*** Data shown ***
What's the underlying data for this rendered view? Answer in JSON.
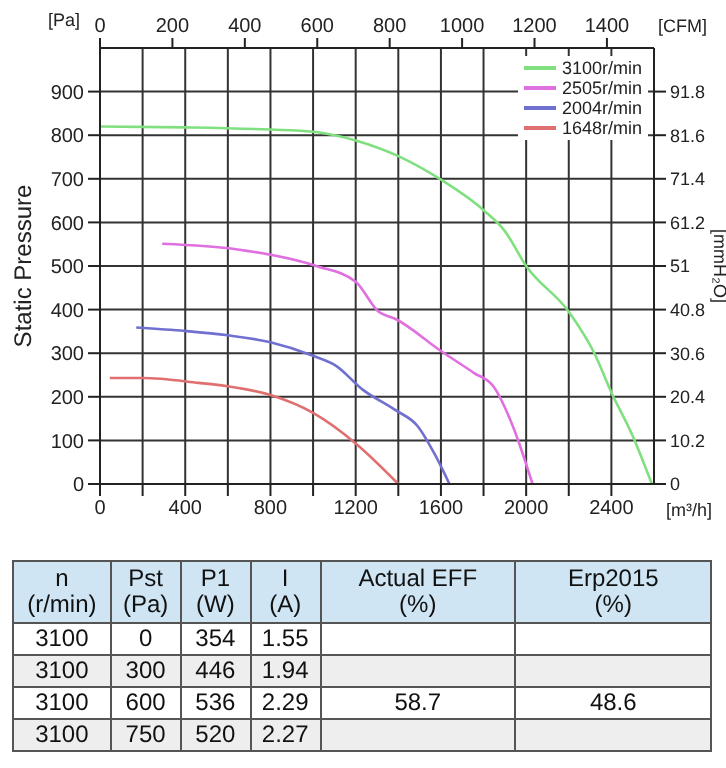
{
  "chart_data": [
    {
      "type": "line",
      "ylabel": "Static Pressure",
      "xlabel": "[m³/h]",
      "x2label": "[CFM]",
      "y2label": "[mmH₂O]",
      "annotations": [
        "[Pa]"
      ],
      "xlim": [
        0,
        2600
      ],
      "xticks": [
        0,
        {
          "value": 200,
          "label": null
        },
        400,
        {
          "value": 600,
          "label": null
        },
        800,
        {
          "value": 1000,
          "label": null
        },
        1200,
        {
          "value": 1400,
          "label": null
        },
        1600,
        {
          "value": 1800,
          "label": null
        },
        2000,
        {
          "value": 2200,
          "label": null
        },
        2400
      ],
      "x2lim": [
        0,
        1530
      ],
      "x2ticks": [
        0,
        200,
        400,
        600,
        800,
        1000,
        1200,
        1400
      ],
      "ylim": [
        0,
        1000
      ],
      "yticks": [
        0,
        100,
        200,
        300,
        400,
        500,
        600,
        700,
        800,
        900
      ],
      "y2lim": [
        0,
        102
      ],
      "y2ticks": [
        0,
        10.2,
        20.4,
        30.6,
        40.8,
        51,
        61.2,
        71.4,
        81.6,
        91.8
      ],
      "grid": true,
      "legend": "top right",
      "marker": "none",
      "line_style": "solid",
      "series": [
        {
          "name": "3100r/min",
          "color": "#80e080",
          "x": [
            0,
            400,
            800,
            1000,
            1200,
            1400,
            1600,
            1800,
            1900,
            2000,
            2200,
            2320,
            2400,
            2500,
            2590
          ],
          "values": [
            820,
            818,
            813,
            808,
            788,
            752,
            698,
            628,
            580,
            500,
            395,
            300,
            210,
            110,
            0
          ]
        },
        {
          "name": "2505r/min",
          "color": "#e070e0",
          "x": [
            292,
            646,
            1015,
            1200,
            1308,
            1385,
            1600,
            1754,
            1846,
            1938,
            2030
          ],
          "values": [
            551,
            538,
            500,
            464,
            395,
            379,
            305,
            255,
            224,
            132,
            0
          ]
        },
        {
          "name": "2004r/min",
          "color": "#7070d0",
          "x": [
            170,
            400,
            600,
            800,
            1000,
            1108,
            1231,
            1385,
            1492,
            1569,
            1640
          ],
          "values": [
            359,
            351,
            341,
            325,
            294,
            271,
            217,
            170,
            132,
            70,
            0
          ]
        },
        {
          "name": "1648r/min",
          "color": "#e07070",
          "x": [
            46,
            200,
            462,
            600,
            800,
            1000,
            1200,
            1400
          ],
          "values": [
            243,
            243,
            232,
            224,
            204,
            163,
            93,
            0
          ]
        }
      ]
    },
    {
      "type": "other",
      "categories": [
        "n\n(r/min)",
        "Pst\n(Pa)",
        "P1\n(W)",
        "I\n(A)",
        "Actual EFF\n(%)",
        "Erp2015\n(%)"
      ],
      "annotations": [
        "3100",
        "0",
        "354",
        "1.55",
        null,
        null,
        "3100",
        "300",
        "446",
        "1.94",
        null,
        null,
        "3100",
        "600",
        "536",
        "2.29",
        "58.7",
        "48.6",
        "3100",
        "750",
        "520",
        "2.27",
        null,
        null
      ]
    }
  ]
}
***
Objective: Copy all of the entries verbatim, leaving out any pictures they contain.

Solved exercise:
What's the underlying data for this rendered view? Answer in JSON.
{
  "chart_data": [
    {
      "type": "line",
      "ylabel": "Static Pressure",
      "xlabel": "[m³/h]",
      "x2label": "[CFM]",
      "y2label": "[mmH₂O]",
      "annotations": [
        "[Pa]"
      ],
      "xlim": [
        0,
        2600
      ],
      "xticks": [
        0,
        {
          "value": 200,
          "label": null
        },
        400,
        {
          "value": 600,
          "label": null
        },
        800,
        {
          "value": 1000,
          "label": null
        },
        1200,
        {
          "value": 1400,
          "label": null
        },
        1600,
        {
          "value": 1800,
          "label": null
        },
        2000,
        {
          "value": 2200,
          "label": null
        },
        2400
      ],
      "x2lim": [
        0,
        1530
      ],
      "x2ticks": [
        0,
        200,
        400,
        600,
        800,
        1000,
        1200,
        1400
      ],
      "ylim": [
        0,
        1000
      ],
      "yticks": [
        0,
        100,
        200,
        300,
        400,
        500,
        600,
        700,
        800,
        900
      ],
      "y2lim": [
        0,
        102
      ],
      "y2ticks": [
        0,
        10.2,
        20.4,
        30.6,
        40.8,
        51,
        61.2,
        71.4,
        81.6,
        91.8
      ],
      "grid": true,
      "legend": "top right",
      "marker": "none",
      "line_style": "solid",
      "series": [
        {
          "name": "3100r/min",
          "color": "#80e080",
          "x": [
            0,
            400,
            800,
            1000,
            1200,
            1400,
            1600,
            1800,
            1900,
            2000,
            2200,
            2320,
            2400,
            2500,
            2590
          ],
          "values": [
            820,
            818,
            813,
            808,
            788,
            752,
            698,
            628,
            580,
            500,
            395,
            300,
            210,
            110,
            0
          ]
        },
        {
          "name": "2505r/min",
          "color": "#e070e0",
          "x": [
            292,
            646,
            1015,
            1200,
            1308,
            1385,
            1600,
            1754,
            1846,
            1938,
            2030
          ],
          "values": [
            551,
            538,
            500,
            464,
            395,
            379,
            305,
            255,
            224,
            132,
            0
          ]
        },
        {
          "name": "2004r/min",
          "color": "#7070d0",
          "x": [
            170,
            400,
            600,
            800,
            1000,
            1108,
            1231,
            1385,
            1492,
            1569,
            1640
          ],
          "values": [
            359,
            351,
            341,
            325,
            294,
            271,
            217,
            170,
            132,
            70,
            0
          ]
        },
        {
          "name": "1648r/min",
          "color": "#e07070",
          "x": [
            46,
            200,
            462,
            600,
            800,
            1000,
            1200,
            1400
          ],
          "values": [
            243,
            243,
            232,
            224,
            204,
            163,
            93,
            0
          ]
        }
      ]
    },
    {
      "type": "other",
      "categories": [
        "n\n(r/min)",
        "Pst\n(Pa)",
        "P1\n(W)",
        "I\n(A)",
        "Actual EFF\n(%)",
        "Erp2015\n(%)"
      ],
      "annotations": [
        "3100",
        "0",
        "354",
        "1.55",
        null,
        null,
        "3100",
        "300",
        "446",
        "1.94",
        null,
        null,
        "3100",
        "600",
        "536",
        "2.29",
        "58.7",
        "48.6",
        "3100",
        "750",
        "520",
        "2.27",
        null,
        null
      ]
    }
  ]
}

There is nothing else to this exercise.